### Available data:
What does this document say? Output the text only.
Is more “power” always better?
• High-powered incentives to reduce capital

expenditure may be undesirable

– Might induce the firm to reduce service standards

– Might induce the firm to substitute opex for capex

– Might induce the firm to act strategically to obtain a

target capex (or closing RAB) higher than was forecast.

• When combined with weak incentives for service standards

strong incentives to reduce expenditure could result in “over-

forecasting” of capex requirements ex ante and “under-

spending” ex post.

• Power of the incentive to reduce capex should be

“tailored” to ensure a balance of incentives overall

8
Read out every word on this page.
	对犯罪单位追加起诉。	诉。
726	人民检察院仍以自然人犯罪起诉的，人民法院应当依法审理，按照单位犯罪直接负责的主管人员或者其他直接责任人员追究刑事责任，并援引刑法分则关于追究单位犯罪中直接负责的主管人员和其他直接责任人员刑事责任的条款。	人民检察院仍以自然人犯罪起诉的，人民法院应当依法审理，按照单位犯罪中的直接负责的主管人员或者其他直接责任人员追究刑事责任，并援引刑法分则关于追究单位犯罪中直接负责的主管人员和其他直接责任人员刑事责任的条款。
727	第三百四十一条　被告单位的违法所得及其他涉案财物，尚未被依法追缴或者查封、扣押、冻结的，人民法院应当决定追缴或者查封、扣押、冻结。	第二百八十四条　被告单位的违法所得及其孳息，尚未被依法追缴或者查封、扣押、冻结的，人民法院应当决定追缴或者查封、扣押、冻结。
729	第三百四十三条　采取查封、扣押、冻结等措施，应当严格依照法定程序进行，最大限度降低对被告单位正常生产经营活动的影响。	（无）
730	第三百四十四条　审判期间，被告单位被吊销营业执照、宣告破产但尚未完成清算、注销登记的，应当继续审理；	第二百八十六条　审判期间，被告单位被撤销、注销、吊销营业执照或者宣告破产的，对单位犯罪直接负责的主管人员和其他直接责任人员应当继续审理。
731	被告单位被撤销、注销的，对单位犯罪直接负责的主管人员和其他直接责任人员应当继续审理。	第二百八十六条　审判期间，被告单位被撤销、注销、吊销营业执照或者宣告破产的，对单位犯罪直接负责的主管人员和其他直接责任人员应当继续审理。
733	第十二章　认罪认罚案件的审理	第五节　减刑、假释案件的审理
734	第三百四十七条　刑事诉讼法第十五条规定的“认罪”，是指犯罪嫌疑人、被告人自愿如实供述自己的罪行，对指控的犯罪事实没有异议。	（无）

### What is being asked:
Repeat all the entries word for word.

### Full response:
What does this document say? Output the text only.
Is more “power” always better?
• High-powered incentives to reduce capital

expenditure may be undesirable

– Might induce the firm to reduce service standards

– Might induce the firm to substitute opex for capex

– Might induce the firm to act strategically to obtain a

target capex (or closing RAB) higher than was forecast.

• When combined with weak incentives for service standards

strong incentives to reduce expenditure could result in “over-

forecasting” of capex requirements ex ante and “under-

spending” ex post.

• Power of the incentive to reduce capex should be

“tailored” to ensure a balance of incentives overall

8
Read out every word on this page.
	对犯罪单位追加起诉。	诉。
726	人民检察院仍以自然人犯罪起诉的，人民法院应当依法审理，按照单位犯罪直接负责的主管人员或者其他直接责任人员追究刑事责任，并援引刑法分则关于追究单位犯罪中直接负责的主管人员和其他直接责任人员刑事责任的条款。	人民检察院仍以自然人犯罪起诉的，人民法院应当依法审理，按照单位犯罪中的直接负责的主管人员或者其他直接责任人员追究刑事责任，并援引刑法分则关于追究单位犯罪中直接负责的主管人员和其他直接责任人员刑事责任的条款。
727	第三百四十一条　被告单位的违法所得及其他涉案财物，尚未被依法追缴或者查封、扣押、冻结的，人民法院应当决定追缴或者查封、扣押、冻结。	第二百八十四条　被告单位的违法所得及其孳息，尚未被依法追缴或者查封、扣押、冻结的，人民法院应当决定追缴或者查封、扣押、冻结。
729	第三百四十三条　采取查封、扣押、冻结等措施，应当严格依照法定程序进行，最大限度降低对被告单位正常生产经营活动的影响。	（无）
730	第三百四十四条　审判期间，被告单位被吊销营业执照、宣告破产但尚未完成清算、注销登记的，应当继续审理；	第二百八十六条　审判期间，被告单位被撤销、注销、吊销营业执照或者宣告破产的，对单位犯罪直接负责的主管人员和其他直接责任人员应当继续审理。
731	被告单位被撤销、注销的，对单位犯罪直接负责的主管人员和其他直接责任人员应当继续审理。	第二百八十六条　审判期间，被告单位被撤销、注销、吊销营业执照或者宣告破产的，对单位犯罪直接负责的主管人员和其他直接责任人员应当继续审理。
733	第十二章　认罪认罚案件的审理	第五节　减刑、假释案件的审理
734	第三百四十七条　刑事诉讼法第十五条规定的“认罪”，是指犯罪嫌疑人、被告人自愿如实供述自己的罪行，对指控的犯罪事实没有异议。	（无）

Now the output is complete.